>> Start RECORDS PROVIDED

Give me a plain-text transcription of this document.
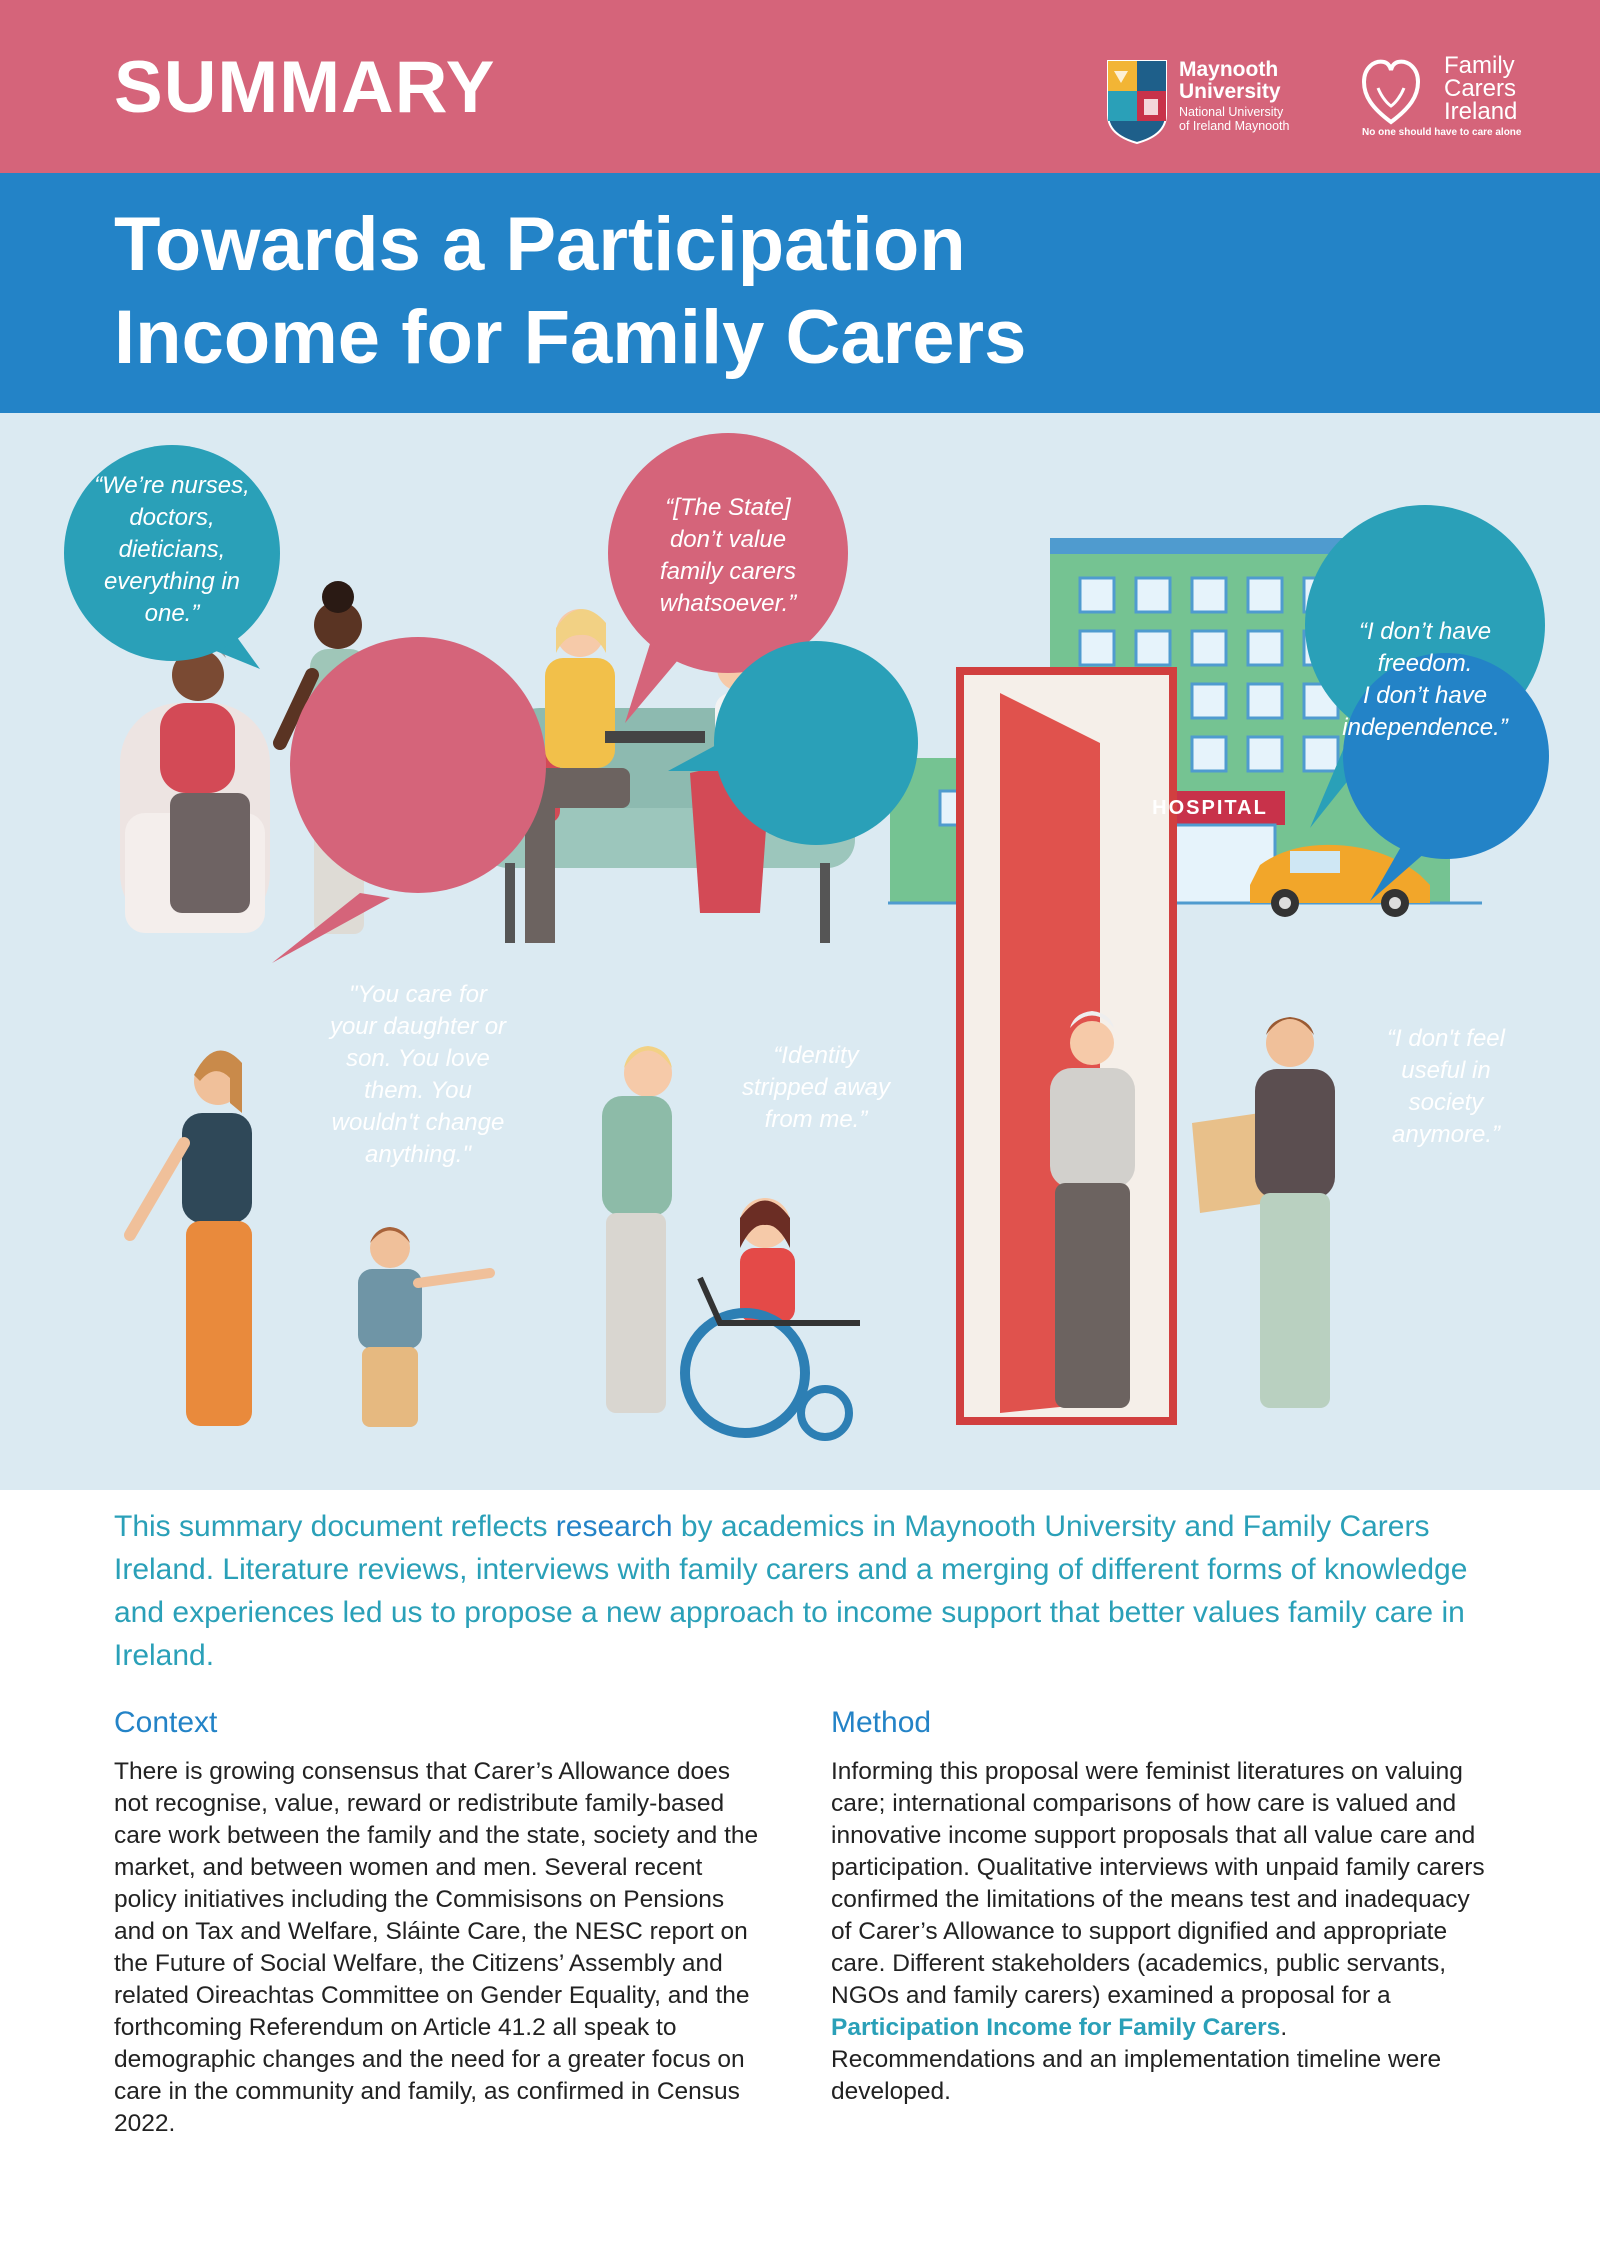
SUMMARY	Maynooth
University
National University
of Ireland Maynooth
Family
Carers
Ireland
No one should have to care alone
Towards a Participation
Income for Family Carers
“We’re nurses,
doctors,
dieticians,
everything in
one.”
“[The State]
don’t value
family carers
whatsoever.”
“I don’t have
freedom.
I don’t have
independence.”
"You care for
your daughter or
son. You love
them. You
wouldn't change
anything."
“Identity
stripped away
from me.”
“I don't feel
useful in
society
anymore.”
HOSPITAL
This summary document reflects research by academics in Maynooth University and Family Carers Ireland. Literature reviews, interviews with family carers and a merging of different forms of knowledge and experiences led us to propose a new approach to income support that better values family care in Ireland.
Context
There is growing consensus that Carer’s Allowance does not recognise, value, reward or redistribute family-based care work between the family and the state, society and the market, and between women and men. Several recent policy initiatives including the Commisisons on Pensions and on Tax and Welfare, Sláinte Care, the NESC report on the Future of Social Welfare, the Citizens’ Assembly and related Oireachtas Committee on Gender Equality, and the forthcoming Referendum on Article 41.2 all speak to demographic changes and the need for a greater focus on care in the community and family, as confirmed in Census 2022.
Method
Informing this proposal were feminist literatures on valuing care; international comparisons of how care is valued and innovative income support proposals that all value care and participation. Qualitative interviews with unpaid family carers confirmed the limitations of the means test and inadequacy of Carer’s Allowance to support dignified and appropriate care. Different stakeholders (academics, public servants, NGOs and family carers) examined a proposal for a Participation Income for Family Carers. Recommendations and an implementation timeline were developed.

>> End RECORDS PROVIDED

- CHALLENGE: Repeat each entry exactly as it appears; skip any picture.

- SOLVED EXERCISE:
Give me a plain-text transcription of this document.
SUMMARY	Maynooth
University
National University
of Ireland Maynooth
Family
Carers
Ireland
No one should have to care alone
Towards a Participation
Income for Family Carers
“We’re nurses,
doctors,
dieticians,
everything in
one.”
“[The State]
don’t value
family carers
whatsoever.”
“I don’t have
freedom.
I don’t have
independence.”
"You care for
your daughter or
son. You love
them. You
wouldn't change
anything."
“Identity
stripped away
from me.”
“I don't feel
useful in
society
anymore.”
HOSPITAL
This summary document reflects research by academics in Maynooth University and Family Carers Ireland. Literature reviews, interviews with family carers and a merging of different forms of knowledge and experiences led us to propose a new approach to income support that better values family care in Ireland.
Context
There is growing consensus that Carer’s Allowance does not recognise, value, reward or redistribute family-based care work between the family and the state, society and the market, and between women and men. Several recent policy initiatives including the Commisisons on Pensions and on Tax and Welfare, Sláinte Care, the NESC report on the Future of Social Welfare, the Citizens’ Assembly and related Oireachtas Committee on Gender Equality, and the forthcoming Referendum on Article 41.2 all speak to demographic changes and the need for a greater focus on care in the community and family, as confirmed in Census 2022.
Method
Informing this proposal were feminist literatures on valuing care; international comparisons of how care is valued and innovative income support proposals that all value care and participation. Qualitative interviews with unpaid family carers confirmed the limitations of the means test and inadequacy of Carer’s Allowance to support dignified and appropriate care. Different stakeholders (academics, public servants, NGOs and family carers) examined a proposal for a Participation Income for Family Carers. Recommendations and an implementation timeline were developed.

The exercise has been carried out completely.